>> Begin

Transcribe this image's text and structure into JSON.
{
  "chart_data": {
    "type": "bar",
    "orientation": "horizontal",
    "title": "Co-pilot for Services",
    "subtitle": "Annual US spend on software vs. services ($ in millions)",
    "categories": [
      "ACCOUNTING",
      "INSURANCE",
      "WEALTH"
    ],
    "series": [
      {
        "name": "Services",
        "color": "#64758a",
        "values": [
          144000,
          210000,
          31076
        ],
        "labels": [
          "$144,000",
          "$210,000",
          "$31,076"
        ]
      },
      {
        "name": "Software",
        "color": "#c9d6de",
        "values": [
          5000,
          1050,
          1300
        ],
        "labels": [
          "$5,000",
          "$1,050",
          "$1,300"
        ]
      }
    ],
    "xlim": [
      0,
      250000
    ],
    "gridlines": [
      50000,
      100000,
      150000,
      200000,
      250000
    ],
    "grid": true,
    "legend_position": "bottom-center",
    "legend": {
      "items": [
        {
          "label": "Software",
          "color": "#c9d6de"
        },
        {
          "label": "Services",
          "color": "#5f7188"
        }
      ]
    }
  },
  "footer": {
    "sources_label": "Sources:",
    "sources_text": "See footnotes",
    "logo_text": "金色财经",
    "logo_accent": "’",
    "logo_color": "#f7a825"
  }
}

>> End

◆ Task brief ◆
Print the material once more, exactly.

◆ Answer to this exercise ◆
Transcribe this image's text and structure into JSON.
{
  "chart_data": {
    "type": "bar",
    "orientation": "horizontal",
    "title": "Co-pilot for Services",
    "subtitle": "Annual US spend on software vs. services ($ in millions)",
    "categories": [
      "ACCOUNTING",
      "INSURANCE",
      "WEALTH"
    ],
    "series": [
      {
        "name": "Services",
        "color": "#64758a",
        "values": [
          144000,
          210000,
          31076
        ],
        "labels": [
          "$144,000",
          "$210,000",
          "$31,076"
        ]
      },
      {
        "name": "Software",
        "color": "#c9d6de",
        "values": [
          5000,
          1050,
          1300
        ],
        "labels": [
          "$5,000",
          "$1,050",
          "$1,300"
        ]
      }
    ],
    "xlim": [
      0,
      250000
    ],
    "gridlines": [
      50000,
      100000,
      150000,
      200000,
      250000
    ],
    "grid": true,
    "legend_position": "bottom-center",
    "legend": {
      "items": [
        {
          "label": "Software",
          "color": "#c9d6de"
        },
        {
          "label": "Services",
          "color": "#5f7188"
        }
      ]
    }
  },
  "footer": {
    "sources_label": "Sources:",
    "sources_text": "See footnotes",
    "logo_text": "金色财经",
    "logo_accent": "’",
    "logo_color": "#f7a825"
  }
}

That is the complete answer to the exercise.